What to produce
Return the listing word for word, as given.

Start of Provided data

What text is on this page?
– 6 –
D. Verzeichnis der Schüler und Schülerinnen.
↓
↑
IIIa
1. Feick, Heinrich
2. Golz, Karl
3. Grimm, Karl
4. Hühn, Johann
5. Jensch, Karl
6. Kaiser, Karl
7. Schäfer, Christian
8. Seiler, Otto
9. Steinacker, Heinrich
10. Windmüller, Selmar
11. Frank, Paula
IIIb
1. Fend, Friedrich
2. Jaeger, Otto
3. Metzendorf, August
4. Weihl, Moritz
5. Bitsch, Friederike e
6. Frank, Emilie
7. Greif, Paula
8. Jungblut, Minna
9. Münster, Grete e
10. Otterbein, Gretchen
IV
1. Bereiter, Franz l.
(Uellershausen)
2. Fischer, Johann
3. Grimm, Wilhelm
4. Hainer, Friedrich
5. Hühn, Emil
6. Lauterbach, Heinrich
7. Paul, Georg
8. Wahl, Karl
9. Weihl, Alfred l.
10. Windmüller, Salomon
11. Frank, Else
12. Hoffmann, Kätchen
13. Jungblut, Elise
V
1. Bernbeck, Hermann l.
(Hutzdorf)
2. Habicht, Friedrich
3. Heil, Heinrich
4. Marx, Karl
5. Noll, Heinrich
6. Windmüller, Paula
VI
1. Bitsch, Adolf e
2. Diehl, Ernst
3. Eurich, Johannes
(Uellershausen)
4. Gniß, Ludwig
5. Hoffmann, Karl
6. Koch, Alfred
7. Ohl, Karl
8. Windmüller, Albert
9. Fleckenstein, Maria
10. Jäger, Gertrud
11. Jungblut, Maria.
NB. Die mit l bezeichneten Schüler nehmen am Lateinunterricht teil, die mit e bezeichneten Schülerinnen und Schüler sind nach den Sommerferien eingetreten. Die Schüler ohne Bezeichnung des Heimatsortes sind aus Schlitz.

End of Provided data

Correct answer
What text is on this page?
– 6 –
D. Verzeichnis der Schüler und Schülerinnen.
↓
↑
IIIa
1. Feick, Heinrich
2. Golz, Karl
3. Grimm, Karl
4. Hühn, Johann
5. Jensch, Karl
6. Kaiser, Karl
7. Schäfer, Christian
8. Seiler, Otto
9. Steinacker, Heinrich
10. Windmüller, Selmar
11. Frank, Paula
IIIb
1. Fend, Friedrich
2. Jaeger, Otto
3. Metzendorf, August
4. Weihl, Moritz
5. Bitsch, Friederike e
6. Frank, Emilie
7. Greif, Paula
8. Jungblut, Minna
9. Münster, Grete e
10. Otterbein, Gretchen
IV
1. Bereiter, Franz l.
(Uellershausen)
2. Fischer, Johann
3. Grimm, Wilhelm
4. Hainer, Friedrich
5. Hühn, Emil
6. Lauterbach, Heinrich
7. Paul, Georg
8. Wahl, Karl
9. Weihl, Alfred l.
10. Windmüller, Salomon
11. Frank, Else
12. Hoffmann, Kätchen
13. Jungblut, Elise
V
1. Bernbeck, Hermann l.
(Hutzdorf)
2. Habicht, Friedrich
3. Heil, Heinrich
4. Marx, Karl
5. Noll, Heinrich
6. Windmüller, Paula
VI
1. Bitsch, Adolf e
2. Diehl, Ernst
3. Eurich, Johannes
(Uellershausen)
4. Gniß, Ludwig
5. Hoffmann, Karl
6. Koch, Alfred
7. Ohl, Karl
8. Windmüller, Albert
9. Fleckenstein, Maria
10. Jäger, Gertrud
11. Jungblut, Maria.
NB. Die mit l bezeichneten Schüler nehmen am Lateinunterricht teil, die mit e bezeichneten Schülerinnen und Schüler sind nach den Sommerferien eingetreten. Die Schüler ohne Bezeichnung des Heimatsortes sind aus Schlitz.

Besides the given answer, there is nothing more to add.